| AIM |
Retype the data below without altering anything.

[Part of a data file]
=======
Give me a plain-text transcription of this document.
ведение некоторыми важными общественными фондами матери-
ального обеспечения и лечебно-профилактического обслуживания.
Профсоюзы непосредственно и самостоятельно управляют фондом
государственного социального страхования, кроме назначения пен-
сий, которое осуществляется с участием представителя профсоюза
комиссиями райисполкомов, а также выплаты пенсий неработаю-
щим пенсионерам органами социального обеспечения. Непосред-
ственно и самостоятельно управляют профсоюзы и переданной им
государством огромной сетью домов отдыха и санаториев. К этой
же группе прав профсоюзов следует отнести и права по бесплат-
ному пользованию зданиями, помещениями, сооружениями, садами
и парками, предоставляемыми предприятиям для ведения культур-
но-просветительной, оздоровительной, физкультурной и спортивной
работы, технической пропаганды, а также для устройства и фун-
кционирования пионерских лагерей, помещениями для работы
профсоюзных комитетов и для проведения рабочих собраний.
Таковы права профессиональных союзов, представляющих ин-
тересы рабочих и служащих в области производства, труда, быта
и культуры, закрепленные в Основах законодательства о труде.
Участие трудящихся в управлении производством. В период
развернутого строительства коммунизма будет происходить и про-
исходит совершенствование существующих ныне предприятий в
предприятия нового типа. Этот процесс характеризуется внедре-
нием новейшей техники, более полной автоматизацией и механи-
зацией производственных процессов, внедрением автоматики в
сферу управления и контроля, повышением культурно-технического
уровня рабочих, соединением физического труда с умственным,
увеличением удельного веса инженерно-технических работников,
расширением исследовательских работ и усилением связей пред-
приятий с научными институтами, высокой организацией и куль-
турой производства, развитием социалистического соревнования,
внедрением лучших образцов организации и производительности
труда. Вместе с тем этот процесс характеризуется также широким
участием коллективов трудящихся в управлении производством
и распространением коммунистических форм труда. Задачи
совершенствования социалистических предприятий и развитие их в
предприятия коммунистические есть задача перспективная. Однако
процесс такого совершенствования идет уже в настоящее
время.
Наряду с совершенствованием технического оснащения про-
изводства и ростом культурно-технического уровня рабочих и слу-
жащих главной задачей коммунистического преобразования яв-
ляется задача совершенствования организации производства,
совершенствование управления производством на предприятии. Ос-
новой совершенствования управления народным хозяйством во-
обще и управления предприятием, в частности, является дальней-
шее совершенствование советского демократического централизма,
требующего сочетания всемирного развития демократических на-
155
=======
| SOLUTION |
Give me a plain-text transcription of this document.
ведение некоторыми важными общественными фондами матери-
ального обеспечения и лечебно-профилактического обслуживания.
Профсоюзы непосредственно и самостоятельно управляют фондом
государственного социального страхования, кроме назначения пен-
сий, которое осуществляется с участием представителя профсоюза
комиссиями райисполкомов, а также выплаты пенсий неработаю-
щим пенсионерам органами социального обеспечения. Непосред-
ственно и самостоятельно управляют профсоюзы и переданной им
государством огромной сетью домов отдыха и санаториев. К этой
же группе прав профсоюзов следует отнести и права по бесплат-
ному пользованию зданиями, помещениями, сооружениями, садами
и парками, предоставляемыми предприятиям для ведения культур-
но-просветительной, оздоровительной, физкультурной и спортивной
работы, технической пропаганды, а также для устройства и фун-
кционирования пионерских лагерей, помещениями для работы
профсоюзных комитетов и для проведения рабочих собраний.
Таковы права профессиональных союзов, представляющих ин-
тересы рабочих и служащих в области производства, труда, быта
и культуры, закрепленные в Основах законодательства о труде.
Участие трудящихся в управлении производством. В период
развернутого строительства коммунизма будет происходить и про-
исходит совершенствование существующих ныне предприятий в
предприятия нового типа. Этот процесс характеризуется внедре-
нием новейшей техники, более полной автоматизацией и механи-
зацией производственных процессов, внедрением автоматики в
сферу управления и контроля, повышением культурно-технического
уровня рабочих, соединением физического труда с умственным,
увеличением удельного веса инженерно-технических работников,
расширением исследовательских работ и усилением связей пред-
приятий с научными институтами, высокой организацией и куль-
турой производства, развитием социалистического соревнования,
внедрением лучших образцов организации и производительности
труда. Вместе с тем этот процесс характеризуется также широким
участием коллективов трудящихся в управлении производством
и распространением коммунистических форм труда. Задачи
совершенствования социалистических предприятий и развитие их в
предприятия коммунистические есть задача перспективная. Однако
процесс такого совершенствования идет уже в настоящее
время.
Наряду с совершенствованием технического оснащения про-
изводства и ростом культурно-технического уровня рабочих и слу-
жащих главной задачей коммунистического преобразования яв-
ляется задача совершенствования организации производства,
совершенствование управления производством на предприятии. Ос-
новой совершенствования управления народным хозяйством во-
обще и управления предприятием, в частности, является дальней-
шее совершенствование советского демократического централизма,
требующего сочетания всемирного развития демократических на-
155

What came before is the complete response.